# [Brief]
Your task is to copy every record exactly.

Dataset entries

========================================================================

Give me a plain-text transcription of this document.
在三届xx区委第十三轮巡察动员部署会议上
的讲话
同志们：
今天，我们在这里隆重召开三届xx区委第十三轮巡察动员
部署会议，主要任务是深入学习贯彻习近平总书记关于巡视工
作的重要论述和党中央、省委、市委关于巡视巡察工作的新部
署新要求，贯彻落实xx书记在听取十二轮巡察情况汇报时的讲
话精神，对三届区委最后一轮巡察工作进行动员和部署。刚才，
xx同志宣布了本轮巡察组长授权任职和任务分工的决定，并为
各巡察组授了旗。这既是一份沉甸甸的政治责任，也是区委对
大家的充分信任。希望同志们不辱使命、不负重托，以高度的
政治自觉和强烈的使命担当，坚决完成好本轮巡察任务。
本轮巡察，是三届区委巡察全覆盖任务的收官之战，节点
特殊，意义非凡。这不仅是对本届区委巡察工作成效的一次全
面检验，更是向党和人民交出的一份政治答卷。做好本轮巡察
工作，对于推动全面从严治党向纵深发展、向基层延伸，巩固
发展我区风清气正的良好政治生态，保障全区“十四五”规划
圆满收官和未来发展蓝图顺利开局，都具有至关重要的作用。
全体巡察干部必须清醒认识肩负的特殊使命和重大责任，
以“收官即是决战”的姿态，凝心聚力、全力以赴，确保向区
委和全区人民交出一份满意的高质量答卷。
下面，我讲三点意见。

========================================================================

# [Written response]
Give me a plain-text transcription of this document.
在三届xx区委第十三轮巡察动员部署会议上
的讲话
同志们：
今天，我们在这里隆重召开三届xx区委第十三轮巡察动员
部署会议，主要任务是深入学习贯彻习近平总书记关于巡视工
作的重要论述和党中央、省委、市委关于巡视巡察工作的新部
署新要求，贯彻落实xx书记在听取十二轮巡察情况汇报时的讲
话精神，对三届区委最后一轮巡察工作进行动员和部署。刚才，
xx同志宣布了本轮巡察组长授权任职和任务分工的决定，并为
各巡察组授了旗。这既是一份沉甸甸的政治责任，也是区委对
大家的充分信任。希望同志们不辱使命、不负重托，以高度的
政治自觉和强烈的使命担当，坚决完成好本轮巡察任务。
本轮巡察，是三届区委巡察全覆盖任务的收官之战，节点
特殊，意义非凡。这不仅是对本届区委巡察工作成效的一次全
面检验，更是向党和人民交出的一份政治答卷。做好本轮巡察
工作，对于推动全面从严治党向纵深发展、向基层延伸，巩固
发展我区风清气正的良好政治生态，保障全区“十四五”规划
圆满收官和未来发展蓝图顺利开局，都具有至关重要的作用。
全体巡察干部必须清醒认识肩负的特殊使命和重大责任，
以“收官即是决战”的姿态，凝心聚力、全力以赴，确保向区
委和全区人民交出一份满意的高质量答卷。
下面，我讲三点意见。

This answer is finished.